Data in this exercise -
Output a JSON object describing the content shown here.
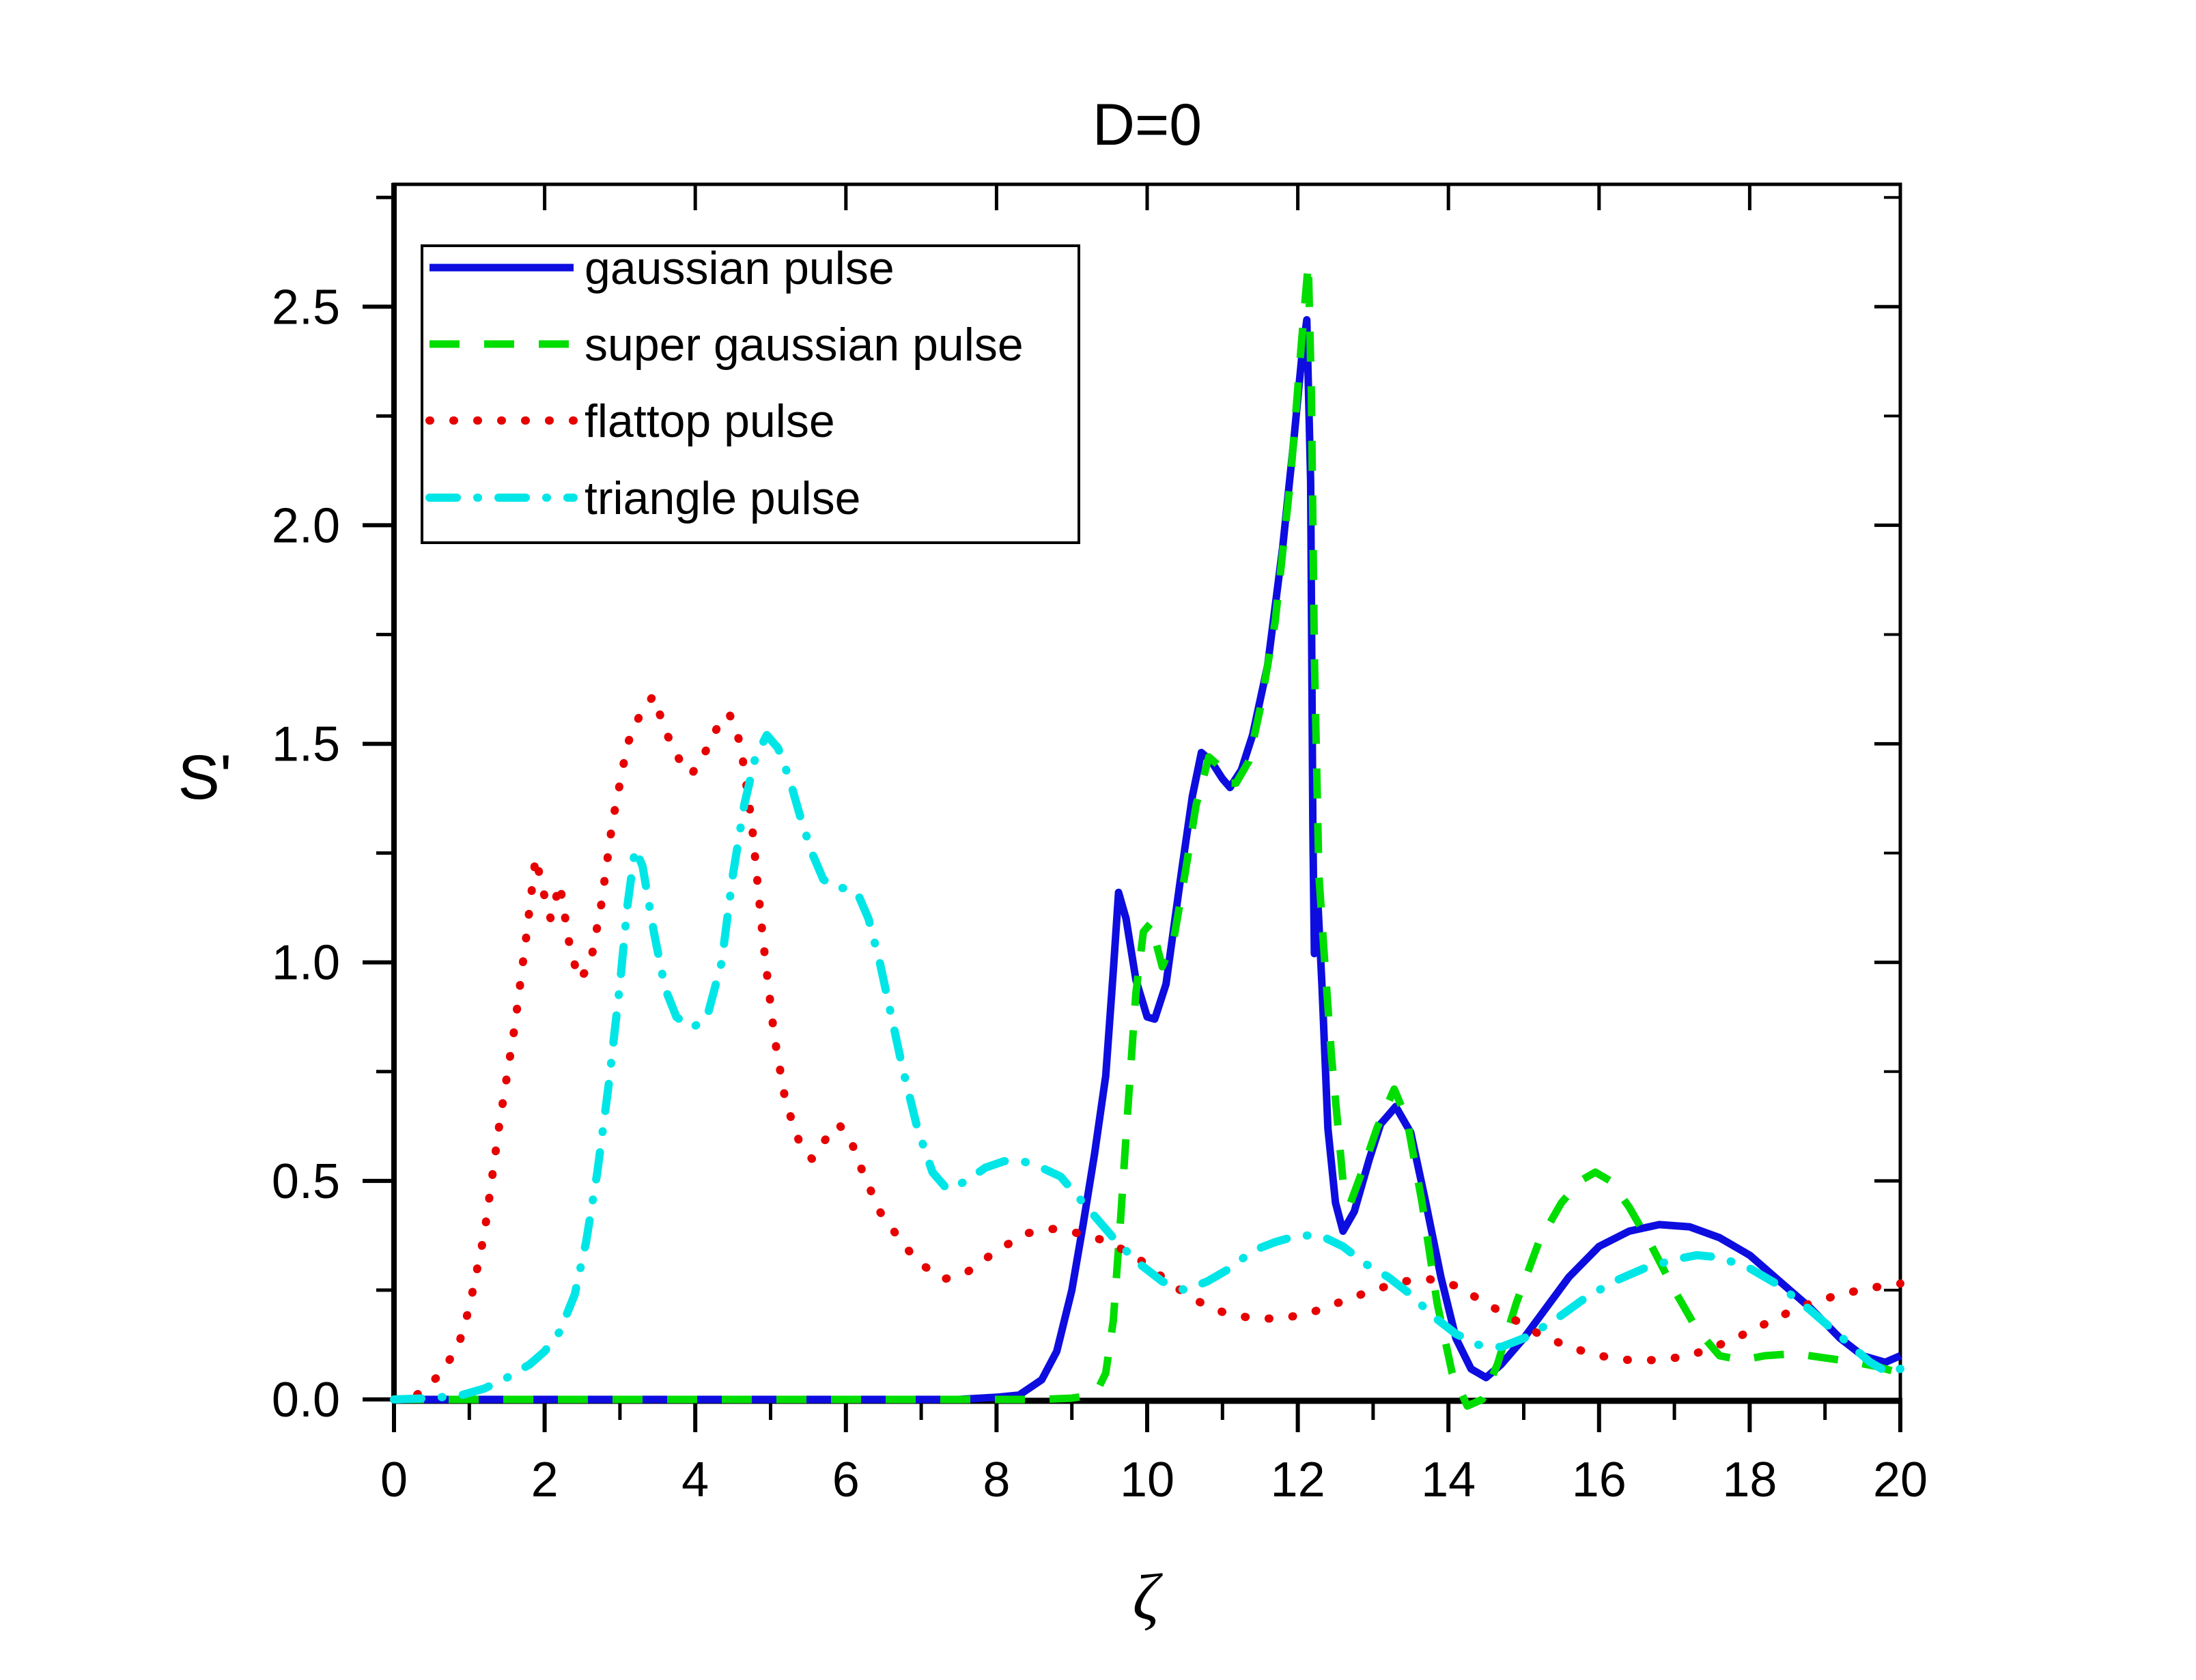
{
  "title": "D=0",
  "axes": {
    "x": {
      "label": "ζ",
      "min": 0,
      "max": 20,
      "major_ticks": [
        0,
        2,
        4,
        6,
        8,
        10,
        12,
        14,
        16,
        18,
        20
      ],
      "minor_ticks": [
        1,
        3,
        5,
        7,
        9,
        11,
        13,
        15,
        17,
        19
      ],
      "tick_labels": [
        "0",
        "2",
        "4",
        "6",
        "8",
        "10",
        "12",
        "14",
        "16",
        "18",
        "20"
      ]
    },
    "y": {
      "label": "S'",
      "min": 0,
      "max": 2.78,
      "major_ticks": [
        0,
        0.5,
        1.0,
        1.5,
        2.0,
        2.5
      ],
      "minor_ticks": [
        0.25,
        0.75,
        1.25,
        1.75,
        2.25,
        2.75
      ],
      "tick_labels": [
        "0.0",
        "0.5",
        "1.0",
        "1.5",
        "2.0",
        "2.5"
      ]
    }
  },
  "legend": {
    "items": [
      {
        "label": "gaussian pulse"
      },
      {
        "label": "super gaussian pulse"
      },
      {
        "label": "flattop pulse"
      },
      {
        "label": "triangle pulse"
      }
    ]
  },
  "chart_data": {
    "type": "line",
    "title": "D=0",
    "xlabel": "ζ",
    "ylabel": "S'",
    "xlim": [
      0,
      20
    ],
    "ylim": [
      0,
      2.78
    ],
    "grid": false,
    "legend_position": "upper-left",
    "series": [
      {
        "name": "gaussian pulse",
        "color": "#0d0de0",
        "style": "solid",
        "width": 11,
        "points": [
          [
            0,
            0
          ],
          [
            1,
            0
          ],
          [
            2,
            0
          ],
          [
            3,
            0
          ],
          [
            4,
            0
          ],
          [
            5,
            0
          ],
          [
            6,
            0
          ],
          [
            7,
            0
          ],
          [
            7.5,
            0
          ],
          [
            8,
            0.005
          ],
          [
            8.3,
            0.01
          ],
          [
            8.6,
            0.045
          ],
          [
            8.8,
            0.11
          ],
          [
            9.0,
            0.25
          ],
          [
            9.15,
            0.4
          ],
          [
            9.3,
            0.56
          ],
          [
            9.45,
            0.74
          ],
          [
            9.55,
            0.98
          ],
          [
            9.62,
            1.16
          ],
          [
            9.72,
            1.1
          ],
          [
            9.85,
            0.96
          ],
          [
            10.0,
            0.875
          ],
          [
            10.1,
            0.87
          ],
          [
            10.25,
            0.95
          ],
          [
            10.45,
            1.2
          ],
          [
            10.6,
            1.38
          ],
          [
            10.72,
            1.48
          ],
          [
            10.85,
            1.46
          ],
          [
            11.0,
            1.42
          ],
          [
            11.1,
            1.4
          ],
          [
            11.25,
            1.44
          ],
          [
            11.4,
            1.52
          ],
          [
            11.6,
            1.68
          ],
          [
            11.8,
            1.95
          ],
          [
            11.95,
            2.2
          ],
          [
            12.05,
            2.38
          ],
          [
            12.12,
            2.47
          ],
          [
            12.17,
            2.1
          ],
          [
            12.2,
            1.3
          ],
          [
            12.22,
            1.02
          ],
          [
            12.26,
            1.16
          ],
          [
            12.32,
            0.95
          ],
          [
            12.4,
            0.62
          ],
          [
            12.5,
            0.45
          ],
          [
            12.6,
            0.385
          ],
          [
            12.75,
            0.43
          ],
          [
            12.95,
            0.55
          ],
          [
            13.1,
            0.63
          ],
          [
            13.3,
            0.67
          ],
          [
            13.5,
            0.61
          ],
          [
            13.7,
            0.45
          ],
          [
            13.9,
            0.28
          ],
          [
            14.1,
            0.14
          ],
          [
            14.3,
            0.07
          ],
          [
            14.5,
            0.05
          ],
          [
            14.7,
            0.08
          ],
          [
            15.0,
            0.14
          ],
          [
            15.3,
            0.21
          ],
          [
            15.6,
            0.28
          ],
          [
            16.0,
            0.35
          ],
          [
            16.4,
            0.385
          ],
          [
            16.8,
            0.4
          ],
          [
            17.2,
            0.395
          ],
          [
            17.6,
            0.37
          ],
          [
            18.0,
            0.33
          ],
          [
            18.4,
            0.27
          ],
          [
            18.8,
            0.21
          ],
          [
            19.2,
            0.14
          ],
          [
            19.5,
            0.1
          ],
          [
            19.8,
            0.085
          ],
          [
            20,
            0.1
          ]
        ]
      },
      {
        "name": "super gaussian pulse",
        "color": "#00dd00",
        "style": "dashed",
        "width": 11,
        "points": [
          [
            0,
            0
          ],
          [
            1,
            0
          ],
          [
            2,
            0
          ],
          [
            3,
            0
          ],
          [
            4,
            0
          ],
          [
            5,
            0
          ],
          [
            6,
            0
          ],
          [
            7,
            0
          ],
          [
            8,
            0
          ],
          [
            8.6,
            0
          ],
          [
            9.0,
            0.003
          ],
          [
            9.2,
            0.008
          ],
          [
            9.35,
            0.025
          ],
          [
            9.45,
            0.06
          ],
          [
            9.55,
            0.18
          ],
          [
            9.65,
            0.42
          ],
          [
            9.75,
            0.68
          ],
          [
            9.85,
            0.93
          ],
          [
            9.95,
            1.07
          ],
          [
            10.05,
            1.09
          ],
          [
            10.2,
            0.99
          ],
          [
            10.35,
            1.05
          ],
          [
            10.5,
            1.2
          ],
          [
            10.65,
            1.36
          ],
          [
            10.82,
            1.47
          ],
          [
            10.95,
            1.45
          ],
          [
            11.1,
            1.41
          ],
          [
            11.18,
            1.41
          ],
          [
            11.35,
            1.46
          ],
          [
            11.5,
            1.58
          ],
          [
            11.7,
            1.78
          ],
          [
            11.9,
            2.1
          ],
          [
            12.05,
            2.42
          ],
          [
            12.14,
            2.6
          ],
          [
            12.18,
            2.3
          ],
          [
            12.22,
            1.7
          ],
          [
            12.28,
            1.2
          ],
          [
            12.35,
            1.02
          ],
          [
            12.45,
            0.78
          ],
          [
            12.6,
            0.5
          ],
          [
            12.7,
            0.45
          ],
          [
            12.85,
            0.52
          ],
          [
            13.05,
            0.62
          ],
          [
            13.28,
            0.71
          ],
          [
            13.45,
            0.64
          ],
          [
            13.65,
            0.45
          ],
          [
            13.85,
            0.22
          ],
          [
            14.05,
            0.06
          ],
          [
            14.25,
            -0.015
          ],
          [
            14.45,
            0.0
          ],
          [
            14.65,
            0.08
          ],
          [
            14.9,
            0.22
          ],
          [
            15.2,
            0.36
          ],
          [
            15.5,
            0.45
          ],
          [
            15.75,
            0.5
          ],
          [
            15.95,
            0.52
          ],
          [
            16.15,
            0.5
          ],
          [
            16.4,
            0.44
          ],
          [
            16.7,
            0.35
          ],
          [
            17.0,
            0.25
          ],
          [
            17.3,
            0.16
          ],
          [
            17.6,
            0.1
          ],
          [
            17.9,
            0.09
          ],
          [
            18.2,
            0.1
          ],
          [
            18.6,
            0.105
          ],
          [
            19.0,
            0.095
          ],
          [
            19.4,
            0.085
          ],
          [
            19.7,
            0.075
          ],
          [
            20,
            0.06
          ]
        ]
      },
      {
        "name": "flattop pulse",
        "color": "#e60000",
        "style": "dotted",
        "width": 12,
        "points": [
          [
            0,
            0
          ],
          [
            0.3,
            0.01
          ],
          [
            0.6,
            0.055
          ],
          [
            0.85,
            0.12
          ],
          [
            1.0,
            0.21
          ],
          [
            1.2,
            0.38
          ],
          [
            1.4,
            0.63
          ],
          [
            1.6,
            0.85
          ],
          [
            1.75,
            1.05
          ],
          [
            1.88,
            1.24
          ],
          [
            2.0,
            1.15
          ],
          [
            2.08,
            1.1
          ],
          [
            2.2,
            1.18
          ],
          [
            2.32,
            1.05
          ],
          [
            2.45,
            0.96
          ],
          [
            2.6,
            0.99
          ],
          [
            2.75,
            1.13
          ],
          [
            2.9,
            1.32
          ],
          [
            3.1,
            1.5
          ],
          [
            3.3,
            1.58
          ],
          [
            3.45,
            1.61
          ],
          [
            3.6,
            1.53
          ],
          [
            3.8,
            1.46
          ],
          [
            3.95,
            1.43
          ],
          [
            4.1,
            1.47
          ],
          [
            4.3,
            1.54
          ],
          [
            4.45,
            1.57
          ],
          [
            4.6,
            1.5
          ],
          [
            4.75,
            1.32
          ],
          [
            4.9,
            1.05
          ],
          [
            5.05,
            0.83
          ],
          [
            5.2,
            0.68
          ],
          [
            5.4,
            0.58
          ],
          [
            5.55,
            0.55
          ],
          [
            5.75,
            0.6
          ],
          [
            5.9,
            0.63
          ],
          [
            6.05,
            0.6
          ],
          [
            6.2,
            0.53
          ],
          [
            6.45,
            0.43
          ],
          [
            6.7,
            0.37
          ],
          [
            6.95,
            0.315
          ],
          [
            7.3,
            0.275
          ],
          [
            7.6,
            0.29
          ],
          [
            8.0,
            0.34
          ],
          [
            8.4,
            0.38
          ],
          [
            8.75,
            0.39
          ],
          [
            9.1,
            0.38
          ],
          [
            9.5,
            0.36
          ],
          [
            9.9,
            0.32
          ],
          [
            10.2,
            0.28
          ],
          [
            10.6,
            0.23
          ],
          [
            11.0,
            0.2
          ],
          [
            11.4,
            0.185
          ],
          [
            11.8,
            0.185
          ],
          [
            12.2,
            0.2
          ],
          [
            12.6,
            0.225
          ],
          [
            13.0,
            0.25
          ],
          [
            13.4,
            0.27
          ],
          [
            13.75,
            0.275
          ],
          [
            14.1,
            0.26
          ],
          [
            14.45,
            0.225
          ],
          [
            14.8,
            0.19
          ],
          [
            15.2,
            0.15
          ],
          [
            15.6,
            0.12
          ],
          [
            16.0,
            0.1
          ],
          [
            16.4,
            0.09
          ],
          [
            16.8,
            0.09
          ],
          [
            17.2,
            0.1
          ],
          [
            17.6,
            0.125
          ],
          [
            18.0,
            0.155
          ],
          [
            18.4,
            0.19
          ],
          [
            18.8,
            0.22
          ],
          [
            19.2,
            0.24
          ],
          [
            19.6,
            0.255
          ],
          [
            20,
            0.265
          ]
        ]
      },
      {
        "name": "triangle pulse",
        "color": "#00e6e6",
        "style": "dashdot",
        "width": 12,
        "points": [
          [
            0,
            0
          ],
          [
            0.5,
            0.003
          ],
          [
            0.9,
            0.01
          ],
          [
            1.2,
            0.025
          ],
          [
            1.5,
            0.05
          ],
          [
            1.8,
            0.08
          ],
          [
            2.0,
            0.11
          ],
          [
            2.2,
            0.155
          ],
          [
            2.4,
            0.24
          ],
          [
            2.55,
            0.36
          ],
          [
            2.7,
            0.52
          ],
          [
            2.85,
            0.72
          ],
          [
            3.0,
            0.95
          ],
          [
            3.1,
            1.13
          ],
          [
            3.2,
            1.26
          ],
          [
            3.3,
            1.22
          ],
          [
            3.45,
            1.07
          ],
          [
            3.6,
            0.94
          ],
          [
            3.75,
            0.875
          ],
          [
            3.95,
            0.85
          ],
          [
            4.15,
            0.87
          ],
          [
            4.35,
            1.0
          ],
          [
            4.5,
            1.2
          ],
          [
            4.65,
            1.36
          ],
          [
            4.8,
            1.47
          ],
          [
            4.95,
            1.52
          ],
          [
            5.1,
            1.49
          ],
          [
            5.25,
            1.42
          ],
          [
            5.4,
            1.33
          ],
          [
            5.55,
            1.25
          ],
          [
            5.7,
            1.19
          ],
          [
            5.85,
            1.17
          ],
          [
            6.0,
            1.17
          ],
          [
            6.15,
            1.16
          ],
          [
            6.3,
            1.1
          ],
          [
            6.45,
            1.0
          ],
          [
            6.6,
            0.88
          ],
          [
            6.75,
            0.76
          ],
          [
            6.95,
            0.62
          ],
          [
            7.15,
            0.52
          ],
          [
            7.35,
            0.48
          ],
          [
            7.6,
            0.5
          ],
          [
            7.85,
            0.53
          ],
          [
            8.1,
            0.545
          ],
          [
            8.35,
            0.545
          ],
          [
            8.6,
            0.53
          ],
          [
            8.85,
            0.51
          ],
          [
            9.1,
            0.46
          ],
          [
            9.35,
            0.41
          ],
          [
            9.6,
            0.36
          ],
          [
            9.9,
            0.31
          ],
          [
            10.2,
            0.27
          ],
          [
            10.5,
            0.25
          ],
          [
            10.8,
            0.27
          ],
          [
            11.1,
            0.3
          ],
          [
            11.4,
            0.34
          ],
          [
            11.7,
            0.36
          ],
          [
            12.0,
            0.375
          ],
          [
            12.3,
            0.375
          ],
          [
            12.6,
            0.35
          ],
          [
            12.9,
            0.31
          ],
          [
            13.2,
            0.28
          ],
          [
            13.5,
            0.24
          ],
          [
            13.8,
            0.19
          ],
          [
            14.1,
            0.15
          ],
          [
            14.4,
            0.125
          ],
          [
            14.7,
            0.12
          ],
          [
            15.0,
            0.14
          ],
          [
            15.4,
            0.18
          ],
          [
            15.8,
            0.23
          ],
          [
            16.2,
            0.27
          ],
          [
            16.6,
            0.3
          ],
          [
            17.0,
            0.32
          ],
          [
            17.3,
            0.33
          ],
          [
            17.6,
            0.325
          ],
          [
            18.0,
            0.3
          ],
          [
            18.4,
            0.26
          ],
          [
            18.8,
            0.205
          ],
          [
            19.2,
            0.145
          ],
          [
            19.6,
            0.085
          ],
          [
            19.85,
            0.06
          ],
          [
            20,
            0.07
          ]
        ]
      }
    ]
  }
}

What you will do -
Working from the material above, state how many lines contain "flattop"; give only the number.

Task solution -
2